Locate each line holding the string "true" and copy it.

--- start of GIVEN DATA ---

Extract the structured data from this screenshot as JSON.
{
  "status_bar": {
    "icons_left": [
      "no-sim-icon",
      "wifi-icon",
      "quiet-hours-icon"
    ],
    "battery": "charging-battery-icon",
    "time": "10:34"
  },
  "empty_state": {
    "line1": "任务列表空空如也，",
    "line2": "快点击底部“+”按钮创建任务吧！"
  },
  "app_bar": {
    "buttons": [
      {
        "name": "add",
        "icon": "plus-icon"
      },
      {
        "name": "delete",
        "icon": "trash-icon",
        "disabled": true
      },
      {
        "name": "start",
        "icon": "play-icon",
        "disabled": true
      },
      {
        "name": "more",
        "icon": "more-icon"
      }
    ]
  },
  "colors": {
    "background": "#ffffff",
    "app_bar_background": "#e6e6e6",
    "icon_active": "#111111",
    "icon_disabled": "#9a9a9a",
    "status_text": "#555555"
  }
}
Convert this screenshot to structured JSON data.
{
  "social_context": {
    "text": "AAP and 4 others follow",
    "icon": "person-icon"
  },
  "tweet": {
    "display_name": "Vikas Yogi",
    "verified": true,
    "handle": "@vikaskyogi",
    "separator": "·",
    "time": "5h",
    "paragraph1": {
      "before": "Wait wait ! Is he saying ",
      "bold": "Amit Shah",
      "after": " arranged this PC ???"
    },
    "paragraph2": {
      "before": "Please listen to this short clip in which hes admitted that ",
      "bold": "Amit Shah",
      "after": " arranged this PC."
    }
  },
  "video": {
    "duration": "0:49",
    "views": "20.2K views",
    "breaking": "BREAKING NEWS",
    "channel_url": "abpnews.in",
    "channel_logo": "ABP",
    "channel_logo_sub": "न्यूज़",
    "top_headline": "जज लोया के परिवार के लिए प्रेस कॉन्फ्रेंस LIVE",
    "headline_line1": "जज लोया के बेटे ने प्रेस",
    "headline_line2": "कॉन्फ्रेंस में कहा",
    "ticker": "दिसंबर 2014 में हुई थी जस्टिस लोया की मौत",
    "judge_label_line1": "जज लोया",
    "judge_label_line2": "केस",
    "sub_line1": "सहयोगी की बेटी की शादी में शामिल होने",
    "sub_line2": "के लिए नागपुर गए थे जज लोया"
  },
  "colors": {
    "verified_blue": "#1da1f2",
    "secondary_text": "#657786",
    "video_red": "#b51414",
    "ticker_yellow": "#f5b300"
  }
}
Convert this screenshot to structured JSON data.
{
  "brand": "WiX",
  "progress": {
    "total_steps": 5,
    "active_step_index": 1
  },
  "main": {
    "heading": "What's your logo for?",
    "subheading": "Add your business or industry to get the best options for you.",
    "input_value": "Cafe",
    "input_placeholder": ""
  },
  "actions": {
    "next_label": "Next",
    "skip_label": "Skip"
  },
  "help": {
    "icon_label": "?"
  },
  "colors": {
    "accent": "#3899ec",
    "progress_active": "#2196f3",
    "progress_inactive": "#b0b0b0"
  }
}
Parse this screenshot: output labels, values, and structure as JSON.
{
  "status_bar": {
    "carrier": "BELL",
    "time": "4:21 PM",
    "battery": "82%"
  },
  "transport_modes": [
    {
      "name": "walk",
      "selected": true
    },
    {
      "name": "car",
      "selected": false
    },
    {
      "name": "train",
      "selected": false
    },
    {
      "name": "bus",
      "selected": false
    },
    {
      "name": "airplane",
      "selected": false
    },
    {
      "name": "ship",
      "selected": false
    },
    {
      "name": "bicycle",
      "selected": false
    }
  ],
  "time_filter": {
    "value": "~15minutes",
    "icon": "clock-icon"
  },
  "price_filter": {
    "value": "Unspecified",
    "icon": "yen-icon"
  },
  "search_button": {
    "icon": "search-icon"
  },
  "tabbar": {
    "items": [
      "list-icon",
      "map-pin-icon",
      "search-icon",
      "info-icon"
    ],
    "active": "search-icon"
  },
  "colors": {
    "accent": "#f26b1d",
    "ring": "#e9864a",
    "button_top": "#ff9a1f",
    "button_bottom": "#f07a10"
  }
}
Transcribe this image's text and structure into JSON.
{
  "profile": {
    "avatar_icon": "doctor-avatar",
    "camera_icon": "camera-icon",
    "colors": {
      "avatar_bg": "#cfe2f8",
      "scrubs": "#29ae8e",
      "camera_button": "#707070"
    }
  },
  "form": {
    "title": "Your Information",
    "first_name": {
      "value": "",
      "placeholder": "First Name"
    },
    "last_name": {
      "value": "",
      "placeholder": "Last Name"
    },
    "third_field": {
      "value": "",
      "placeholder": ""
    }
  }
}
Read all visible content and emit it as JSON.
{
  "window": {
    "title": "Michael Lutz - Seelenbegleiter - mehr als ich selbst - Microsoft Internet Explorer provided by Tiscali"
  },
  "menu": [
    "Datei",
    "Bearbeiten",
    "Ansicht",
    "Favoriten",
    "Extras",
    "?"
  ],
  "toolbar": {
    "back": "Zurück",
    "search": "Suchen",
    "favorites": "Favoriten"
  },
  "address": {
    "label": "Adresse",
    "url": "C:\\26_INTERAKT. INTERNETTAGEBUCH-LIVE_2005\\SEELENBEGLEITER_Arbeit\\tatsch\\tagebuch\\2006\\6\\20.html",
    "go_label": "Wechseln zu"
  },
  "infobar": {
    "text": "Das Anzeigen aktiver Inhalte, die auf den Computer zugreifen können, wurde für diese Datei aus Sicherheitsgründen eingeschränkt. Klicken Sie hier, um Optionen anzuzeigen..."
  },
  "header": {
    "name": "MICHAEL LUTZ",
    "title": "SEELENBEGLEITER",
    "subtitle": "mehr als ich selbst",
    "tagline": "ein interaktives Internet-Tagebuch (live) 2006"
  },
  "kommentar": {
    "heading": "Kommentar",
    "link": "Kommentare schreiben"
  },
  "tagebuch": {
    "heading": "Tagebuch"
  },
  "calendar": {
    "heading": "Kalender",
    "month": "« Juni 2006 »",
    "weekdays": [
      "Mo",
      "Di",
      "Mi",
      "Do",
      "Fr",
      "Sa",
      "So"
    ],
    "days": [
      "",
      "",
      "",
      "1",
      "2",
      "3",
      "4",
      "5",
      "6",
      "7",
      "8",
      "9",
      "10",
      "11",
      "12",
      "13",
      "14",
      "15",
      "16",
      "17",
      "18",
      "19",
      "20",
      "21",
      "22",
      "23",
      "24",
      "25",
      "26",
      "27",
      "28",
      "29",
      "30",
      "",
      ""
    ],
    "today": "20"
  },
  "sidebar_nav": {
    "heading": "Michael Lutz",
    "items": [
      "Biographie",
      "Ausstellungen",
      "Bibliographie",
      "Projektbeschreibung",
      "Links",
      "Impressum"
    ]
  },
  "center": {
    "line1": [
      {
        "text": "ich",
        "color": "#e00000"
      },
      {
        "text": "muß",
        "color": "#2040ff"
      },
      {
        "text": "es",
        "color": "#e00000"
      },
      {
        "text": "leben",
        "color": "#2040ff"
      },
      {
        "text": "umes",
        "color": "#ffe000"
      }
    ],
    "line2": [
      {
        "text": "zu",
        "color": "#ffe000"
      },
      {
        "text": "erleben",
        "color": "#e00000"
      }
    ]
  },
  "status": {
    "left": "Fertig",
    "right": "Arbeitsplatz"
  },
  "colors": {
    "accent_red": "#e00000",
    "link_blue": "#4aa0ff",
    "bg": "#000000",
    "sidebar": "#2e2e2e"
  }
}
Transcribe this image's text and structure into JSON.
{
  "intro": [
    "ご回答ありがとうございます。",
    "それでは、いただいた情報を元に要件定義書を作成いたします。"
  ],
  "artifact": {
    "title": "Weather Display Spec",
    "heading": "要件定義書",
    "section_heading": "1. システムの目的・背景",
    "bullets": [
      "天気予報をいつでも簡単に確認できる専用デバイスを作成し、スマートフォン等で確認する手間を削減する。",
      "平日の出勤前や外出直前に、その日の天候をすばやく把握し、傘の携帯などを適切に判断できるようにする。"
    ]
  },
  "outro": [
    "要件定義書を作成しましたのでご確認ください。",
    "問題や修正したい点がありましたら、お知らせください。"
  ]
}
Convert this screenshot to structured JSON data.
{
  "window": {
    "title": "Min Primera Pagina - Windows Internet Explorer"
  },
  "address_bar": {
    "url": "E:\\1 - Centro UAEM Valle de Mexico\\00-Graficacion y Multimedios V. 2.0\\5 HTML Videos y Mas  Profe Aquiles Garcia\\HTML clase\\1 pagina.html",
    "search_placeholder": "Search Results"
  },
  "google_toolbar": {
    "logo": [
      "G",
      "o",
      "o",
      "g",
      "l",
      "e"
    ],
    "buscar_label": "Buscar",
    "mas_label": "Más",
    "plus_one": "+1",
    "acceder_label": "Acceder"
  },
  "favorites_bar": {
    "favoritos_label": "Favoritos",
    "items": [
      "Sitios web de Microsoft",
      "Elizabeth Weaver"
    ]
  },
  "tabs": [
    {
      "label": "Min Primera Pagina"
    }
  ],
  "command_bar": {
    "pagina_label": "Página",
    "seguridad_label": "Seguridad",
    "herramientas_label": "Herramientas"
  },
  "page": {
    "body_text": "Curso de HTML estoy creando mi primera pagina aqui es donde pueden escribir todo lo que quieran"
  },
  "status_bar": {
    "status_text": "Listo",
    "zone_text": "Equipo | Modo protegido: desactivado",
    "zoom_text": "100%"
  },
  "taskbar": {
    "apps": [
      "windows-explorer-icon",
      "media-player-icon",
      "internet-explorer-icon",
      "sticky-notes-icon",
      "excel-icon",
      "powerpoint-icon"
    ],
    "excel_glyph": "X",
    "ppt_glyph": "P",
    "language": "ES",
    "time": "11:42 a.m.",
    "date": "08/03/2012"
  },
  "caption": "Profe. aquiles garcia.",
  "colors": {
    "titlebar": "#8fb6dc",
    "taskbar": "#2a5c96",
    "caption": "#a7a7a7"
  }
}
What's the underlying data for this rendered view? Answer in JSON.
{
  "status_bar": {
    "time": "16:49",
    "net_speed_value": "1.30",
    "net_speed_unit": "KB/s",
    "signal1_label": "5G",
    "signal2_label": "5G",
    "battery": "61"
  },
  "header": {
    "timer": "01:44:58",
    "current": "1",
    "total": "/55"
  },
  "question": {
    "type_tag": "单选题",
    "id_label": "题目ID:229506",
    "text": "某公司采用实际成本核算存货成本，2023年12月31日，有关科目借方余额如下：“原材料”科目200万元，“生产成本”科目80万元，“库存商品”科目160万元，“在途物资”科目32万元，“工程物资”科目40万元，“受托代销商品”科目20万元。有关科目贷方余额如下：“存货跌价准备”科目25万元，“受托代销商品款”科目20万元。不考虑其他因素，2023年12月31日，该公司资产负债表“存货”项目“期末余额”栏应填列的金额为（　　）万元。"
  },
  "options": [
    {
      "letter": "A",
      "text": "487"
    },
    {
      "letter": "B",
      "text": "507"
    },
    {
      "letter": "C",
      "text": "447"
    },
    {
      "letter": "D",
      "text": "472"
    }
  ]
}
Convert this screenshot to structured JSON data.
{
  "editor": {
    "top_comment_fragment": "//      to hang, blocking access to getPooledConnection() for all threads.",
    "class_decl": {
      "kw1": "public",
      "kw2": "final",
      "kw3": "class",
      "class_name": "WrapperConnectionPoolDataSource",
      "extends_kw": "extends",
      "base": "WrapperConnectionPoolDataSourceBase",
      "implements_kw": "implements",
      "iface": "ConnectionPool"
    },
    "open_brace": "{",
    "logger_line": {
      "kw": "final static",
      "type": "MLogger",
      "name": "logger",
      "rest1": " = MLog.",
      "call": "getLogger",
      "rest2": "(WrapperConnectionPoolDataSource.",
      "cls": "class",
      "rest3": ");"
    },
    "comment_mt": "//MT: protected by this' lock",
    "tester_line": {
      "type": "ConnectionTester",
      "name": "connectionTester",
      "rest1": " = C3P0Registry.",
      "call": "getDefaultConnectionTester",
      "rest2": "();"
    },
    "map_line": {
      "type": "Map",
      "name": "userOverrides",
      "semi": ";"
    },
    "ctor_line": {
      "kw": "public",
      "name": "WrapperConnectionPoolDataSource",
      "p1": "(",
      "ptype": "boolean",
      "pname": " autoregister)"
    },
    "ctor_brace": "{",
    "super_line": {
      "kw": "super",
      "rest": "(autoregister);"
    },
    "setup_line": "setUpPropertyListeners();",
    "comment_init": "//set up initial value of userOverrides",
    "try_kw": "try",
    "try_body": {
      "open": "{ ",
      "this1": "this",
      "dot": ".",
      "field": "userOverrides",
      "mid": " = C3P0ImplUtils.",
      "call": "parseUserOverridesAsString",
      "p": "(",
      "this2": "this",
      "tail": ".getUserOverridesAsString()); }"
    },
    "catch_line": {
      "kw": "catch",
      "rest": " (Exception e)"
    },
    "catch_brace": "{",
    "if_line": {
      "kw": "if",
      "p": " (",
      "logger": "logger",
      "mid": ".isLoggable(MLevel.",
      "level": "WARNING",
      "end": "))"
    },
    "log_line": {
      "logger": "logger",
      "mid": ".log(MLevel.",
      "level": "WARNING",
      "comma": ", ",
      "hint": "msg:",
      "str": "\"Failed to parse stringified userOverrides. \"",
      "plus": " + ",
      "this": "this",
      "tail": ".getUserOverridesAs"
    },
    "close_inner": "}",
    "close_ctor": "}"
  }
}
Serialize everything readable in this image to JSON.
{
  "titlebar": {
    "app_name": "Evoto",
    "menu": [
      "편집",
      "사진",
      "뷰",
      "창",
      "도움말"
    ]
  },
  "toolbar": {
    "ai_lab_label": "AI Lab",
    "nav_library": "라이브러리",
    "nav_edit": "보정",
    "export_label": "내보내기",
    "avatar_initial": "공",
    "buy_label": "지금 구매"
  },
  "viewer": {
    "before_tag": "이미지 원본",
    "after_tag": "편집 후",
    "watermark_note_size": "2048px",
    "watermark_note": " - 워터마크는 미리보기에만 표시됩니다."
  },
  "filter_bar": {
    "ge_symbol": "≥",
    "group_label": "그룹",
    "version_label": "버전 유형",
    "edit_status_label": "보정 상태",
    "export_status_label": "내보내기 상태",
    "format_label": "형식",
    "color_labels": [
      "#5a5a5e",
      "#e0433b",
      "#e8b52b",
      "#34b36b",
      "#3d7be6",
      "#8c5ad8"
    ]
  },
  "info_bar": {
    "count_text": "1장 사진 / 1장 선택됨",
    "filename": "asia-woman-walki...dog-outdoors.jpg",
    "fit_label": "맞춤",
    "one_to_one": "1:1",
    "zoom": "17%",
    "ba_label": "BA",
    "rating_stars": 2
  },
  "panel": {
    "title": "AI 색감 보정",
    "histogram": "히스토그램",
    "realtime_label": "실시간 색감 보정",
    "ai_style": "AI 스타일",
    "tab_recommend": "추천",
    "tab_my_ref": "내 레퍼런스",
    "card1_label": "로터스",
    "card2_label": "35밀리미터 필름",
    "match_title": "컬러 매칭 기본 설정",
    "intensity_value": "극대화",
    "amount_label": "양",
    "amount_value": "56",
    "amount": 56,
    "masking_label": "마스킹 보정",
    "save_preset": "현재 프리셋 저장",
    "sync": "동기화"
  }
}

--- end of GIVEN DATA ---

[THE REPLY]
        "disabled": true
        "disabled": true
    "verified": true,
      "selected": true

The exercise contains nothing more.